Task objective: Return all lines where the word "left" can be found.

Dataset rows:
>> begin

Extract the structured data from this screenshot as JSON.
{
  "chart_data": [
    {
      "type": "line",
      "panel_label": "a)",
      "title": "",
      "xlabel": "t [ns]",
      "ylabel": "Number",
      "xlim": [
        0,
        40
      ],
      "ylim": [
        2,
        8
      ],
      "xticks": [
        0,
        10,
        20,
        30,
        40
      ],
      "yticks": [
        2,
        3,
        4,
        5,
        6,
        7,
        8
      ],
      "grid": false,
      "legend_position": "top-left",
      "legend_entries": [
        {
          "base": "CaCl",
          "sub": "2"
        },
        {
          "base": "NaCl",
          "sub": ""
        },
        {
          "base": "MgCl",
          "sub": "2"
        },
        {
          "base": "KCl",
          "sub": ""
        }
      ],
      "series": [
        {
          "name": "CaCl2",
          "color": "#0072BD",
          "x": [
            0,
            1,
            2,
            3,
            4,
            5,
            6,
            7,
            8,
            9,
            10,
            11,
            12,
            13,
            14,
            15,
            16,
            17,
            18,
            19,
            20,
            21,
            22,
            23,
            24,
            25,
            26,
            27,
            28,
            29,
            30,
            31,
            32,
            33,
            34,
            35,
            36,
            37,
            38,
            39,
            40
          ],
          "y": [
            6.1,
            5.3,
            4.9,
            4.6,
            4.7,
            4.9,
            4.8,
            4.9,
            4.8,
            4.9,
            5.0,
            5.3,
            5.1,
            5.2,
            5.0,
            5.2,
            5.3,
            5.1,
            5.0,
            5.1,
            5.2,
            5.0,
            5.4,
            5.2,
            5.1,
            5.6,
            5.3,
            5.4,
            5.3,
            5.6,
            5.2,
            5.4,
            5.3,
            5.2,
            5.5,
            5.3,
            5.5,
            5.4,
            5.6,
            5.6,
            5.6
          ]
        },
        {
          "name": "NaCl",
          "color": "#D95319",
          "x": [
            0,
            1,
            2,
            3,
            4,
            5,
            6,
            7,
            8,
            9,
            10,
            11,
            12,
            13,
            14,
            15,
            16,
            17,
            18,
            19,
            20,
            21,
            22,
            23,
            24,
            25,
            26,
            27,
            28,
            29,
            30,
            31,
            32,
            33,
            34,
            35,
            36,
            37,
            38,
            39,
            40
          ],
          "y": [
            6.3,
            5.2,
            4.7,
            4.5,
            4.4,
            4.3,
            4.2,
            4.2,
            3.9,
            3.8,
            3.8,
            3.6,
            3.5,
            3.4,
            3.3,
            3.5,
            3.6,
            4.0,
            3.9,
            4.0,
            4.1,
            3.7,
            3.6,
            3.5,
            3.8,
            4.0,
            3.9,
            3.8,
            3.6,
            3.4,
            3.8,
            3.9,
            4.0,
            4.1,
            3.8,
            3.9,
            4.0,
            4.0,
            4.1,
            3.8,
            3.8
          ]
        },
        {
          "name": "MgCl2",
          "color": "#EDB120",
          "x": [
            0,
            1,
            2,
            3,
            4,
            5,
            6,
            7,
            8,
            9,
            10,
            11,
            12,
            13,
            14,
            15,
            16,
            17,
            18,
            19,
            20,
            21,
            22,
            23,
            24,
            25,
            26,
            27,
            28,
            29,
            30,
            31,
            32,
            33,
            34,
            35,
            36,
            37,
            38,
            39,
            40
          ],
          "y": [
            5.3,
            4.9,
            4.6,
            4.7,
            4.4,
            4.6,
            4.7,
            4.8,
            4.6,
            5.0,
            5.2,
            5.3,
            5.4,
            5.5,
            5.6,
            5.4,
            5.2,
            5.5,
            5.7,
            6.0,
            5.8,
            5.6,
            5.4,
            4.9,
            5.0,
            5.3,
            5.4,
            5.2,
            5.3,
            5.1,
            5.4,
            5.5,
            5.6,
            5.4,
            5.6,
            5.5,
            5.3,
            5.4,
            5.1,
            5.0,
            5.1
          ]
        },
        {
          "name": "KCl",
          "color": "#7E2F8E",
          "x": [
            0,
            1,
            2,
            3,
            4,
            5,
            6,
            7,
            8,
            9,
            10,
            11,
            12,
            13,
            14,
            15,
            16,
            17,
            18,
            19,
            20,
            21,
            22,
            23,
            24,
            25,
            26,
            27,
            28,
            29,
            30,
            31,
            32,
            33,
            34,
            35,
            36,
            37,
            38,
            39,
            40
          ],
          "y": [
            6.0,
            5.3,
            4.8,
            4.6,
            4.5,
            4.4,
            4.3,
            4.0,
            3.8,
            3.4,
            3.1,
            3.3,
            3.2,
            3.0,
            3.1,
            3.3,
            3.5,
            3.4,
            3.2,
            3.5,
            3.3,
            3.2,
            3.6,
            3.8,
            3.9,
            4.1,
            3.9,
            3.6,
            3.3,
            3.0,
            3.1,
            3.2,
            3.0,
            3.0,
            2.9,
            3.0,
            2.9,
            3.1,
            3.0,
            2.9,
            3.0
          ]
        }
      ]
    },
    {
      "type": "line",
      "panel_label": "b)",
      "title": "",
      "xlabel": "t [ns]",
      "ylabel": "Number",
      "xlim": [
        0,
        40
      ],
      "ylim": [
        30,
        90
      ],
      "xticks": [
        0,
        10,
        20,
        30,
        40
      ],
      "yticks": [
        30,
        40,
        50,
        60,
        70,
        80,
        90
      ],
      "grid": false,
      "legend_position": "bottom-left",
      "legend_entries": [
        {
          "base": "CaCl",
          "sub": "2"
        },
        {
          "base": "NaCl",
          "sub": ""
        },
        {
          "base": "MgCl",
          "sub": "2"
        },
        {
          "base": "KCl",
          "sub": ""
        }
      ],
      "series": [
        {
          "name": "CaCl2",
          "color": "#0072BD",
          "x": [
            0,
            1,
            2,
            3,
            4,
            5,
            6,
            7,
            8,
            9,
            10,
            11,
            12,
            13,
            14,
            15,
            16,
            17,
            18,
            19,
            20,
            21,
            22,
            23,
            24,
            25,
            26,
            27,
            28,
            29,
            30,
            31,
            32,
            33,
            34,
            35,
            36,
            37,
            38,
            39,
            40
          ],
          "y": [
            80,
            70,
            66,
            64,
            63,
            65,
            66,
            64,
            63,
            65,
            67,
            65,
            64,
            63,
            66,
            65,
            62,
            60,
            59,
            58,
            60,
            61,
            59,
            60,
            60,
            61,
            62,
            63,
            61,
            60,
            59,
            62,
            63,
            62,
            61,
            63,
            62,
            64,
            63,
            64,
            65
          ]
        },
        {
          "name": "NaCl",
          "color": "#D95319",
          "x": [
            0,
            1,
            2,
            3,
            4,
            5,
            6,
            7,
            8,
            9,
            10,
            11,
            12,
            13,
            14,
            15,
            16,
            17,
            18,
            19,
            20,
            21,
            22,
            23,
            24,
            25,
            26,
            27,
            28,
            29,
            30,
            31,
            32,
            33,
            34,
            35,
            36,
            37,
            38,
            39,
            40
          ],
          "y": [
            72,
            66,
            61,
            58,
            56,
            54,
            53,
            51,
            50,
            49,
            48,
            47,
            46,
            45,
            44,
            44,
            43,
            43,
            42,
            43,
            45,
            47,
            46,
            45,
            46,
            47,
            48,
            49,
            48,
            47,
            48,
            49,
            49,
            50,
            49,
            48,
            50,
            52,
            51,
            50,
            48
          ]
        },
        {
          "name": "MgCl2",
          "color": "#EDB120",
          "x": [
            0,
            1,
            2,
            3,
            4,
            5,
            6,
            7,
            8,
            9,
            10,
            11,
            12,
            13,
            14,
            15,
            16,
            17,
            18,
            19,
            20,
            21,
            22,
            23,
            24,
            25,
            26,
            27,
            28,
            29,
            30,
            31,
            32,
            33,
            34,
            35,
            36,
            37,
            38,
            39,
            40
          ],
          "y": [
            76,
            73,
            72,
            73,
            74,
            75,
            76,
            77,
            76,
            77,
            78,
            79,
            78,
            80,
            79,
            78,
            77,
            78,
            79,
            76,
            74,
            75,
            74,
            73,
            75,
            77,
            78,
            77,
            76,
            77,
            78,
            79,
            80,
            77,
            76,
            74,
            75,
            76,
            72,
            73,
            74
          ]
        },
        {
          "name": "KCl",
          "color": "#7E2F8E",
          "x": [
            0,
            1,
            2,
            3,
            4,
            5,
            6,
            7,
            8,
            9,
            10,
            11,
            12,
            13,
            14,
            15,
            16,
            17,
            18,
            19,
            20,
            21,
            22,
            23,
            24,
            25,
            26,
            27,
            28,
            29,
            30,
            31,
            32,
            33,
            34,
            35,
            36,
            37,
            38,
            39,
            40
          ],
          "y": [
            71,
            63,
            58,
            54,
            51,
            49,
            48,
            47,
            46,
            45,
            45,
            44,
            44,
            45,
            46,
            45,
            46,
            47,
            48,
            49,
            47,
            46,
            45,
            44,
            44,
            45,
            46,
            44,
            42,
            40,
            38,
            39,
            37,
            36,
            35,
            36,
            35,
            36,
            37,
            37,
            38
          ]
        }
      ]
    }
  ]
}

>> end

Exercise answer:
      "legend_position": "top-left",
      "legend_position": "bottom-left",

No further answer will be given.